** Required work **
Images are not part of the copy; transcribe all the data exactly.

* * * * * * *

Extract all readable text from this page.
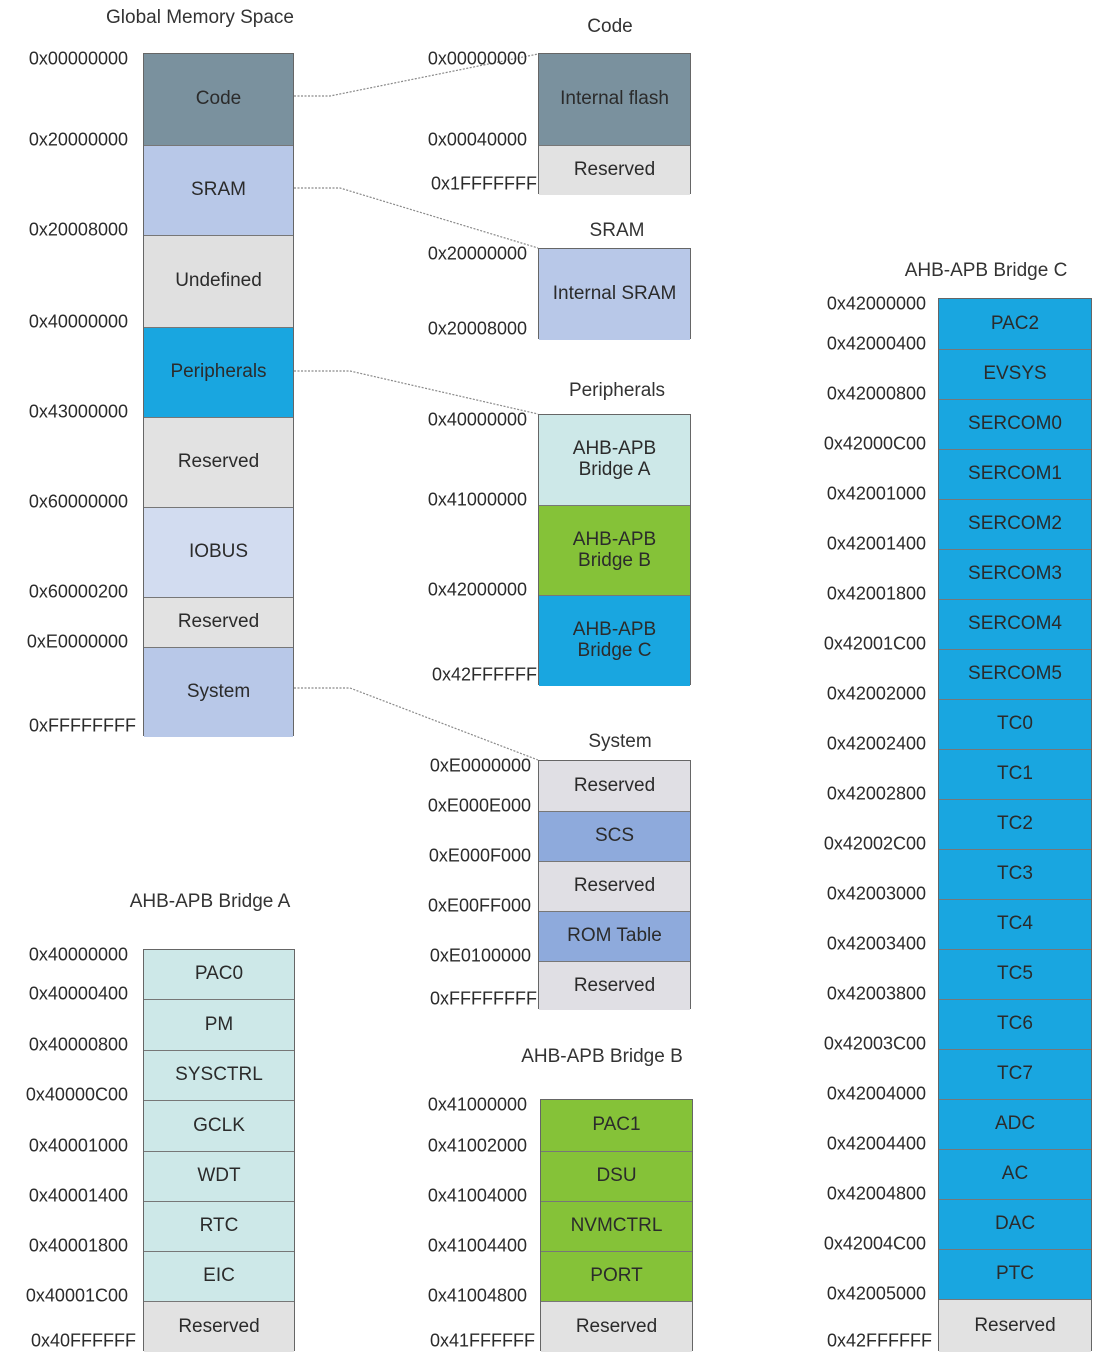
Global Memory Space
Code
SRAM
Undefined
Peripherals
Reserved
IOBUS
Reserved
System
0x00000000
0x20000000
0x20008000
0x40000000
0x43000000
0x60000000
0x60000200
0xE0000000
0xFFFFFFFF
Code
Internal flash
Reserved
0x00000000
0x00040000
0x1FFFFFFF
SRAM
Internal SRAM
0x20000000
0x20008000
Peripherals
AHB-APB
Bridge A
AHB-APB
Bridge B
AHB-APB
Bridge C
0x40000000
0x41000000
0x42000000
0x42FFFFFF
System
Reserved
SCS
Reserved
ROM Table
Reserved
0xE0000000
0xE000E000
0xE000F000
0xE00FF000
0xE0100000
0xFFFFFFFF
AHB-APB Bridge A
PAC0
PM
SYSCTRL
GCLK
WDT
RTC
EIC
Reserved
0x40000000
0x40000400
0x40000800
0x40000C00
0x40001000
0x40001400
0x40001800
0x40001C00
0x40FFFFFF
AHB-APB Bridge B
PAC1
DSU
NVMCTRL
PORT
Reserved
0x41000000
0x41002000
0x41004000
0x41004400
0x41004800
0x41FFFFFF
AHB-APB Bridge C
PAC2
EVSYS
SERCOM0
SERCOM1
SERCOM2
SERCOM3
SERCOM4
SERCOM5
TC0
TC1
TC2
TC3
TC4
TC5
TC6
TC7
ADC
AC
DAC
PTC
Reserved
0x42000000
0x42000400
0x42000800
0x42000C00
0x42001000
0x42001400
0x42001800
0x42001C00
0x42002000
0x42002400
0x42002800
0x42002C00
0x42003000
0x42003400
0x42003800
0x42003C00
0x42004000
0x42004400
0x42004800
0x42004C00
0x42005000
0x42FFFFFF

* * * * * * *

** Task solution **
Extract all readable text from this page.
Global Memory Space
Code
SRAM
Undefined
Peripherals
Reserved
IOBUS
Reserved
System
0x00000000
0x20000000
0x20008000
0x40000000
0x43000000
0x60000000
0x60000200
0xE0000000
0xFFFFFFFF
Code
Internal flash
Reserved
0x00000000
0x00040000
0x1FFFFFFF
SRAM
Internal SRAM
0x20000000
0x20008000
Peripherals
AHB-APB
Bridge A
AHB-APB
Bridge B
AHB-APB
Bridge C
0x40000000
0x41000000
0x42000000
0x42FFFFFF
System
Reserved
SCS
Reserved
ROM Table
Reserved
0xE0000000
0xE000E000
0xE000F000
0xE00FF000
0xE0100000
0xFFFFFFFF
AHB-APB Bridge A
PAC0
PM
SYSCTRL
GCLK
WDT
RTC
EIC
Reserved
0x40000000
0x40000400
0x40000800
0x40000C00
0x40001000
0x40001400
0x40001800
0x40001C00
0x40FFFFFF
AHB-APB Bridge B
PAC1
DSU
NVMCTRL
PORT
Reserved
0x41000000
0x41002000
0x41004000
0x41004400
0x41004800
0x41FFFFFF
AHB-APB Bridge C
PAC2
EVSYS
SERCOM0
SERCOM1
SERCOM2
SERCOM3
SERCOM4
SERCOM5
TC0
TC1
TC2
TC3
TC4
TC5
TC6
TC7
ADC
AC
DAC
PTC
Reserved
0x42000000
0x42000400
0x42000800
0x42000C00
0x42001000
0x42001400
0x42001800
0x42001C00
0x42002000
0x42002400
0x42002800
0x42002C00
0x42003000
0x42003400
0x42003800
0x42003C00
0x42004000
0x42004400
0x42004800
0x42004C00
0x42005000
0x42FFFFFF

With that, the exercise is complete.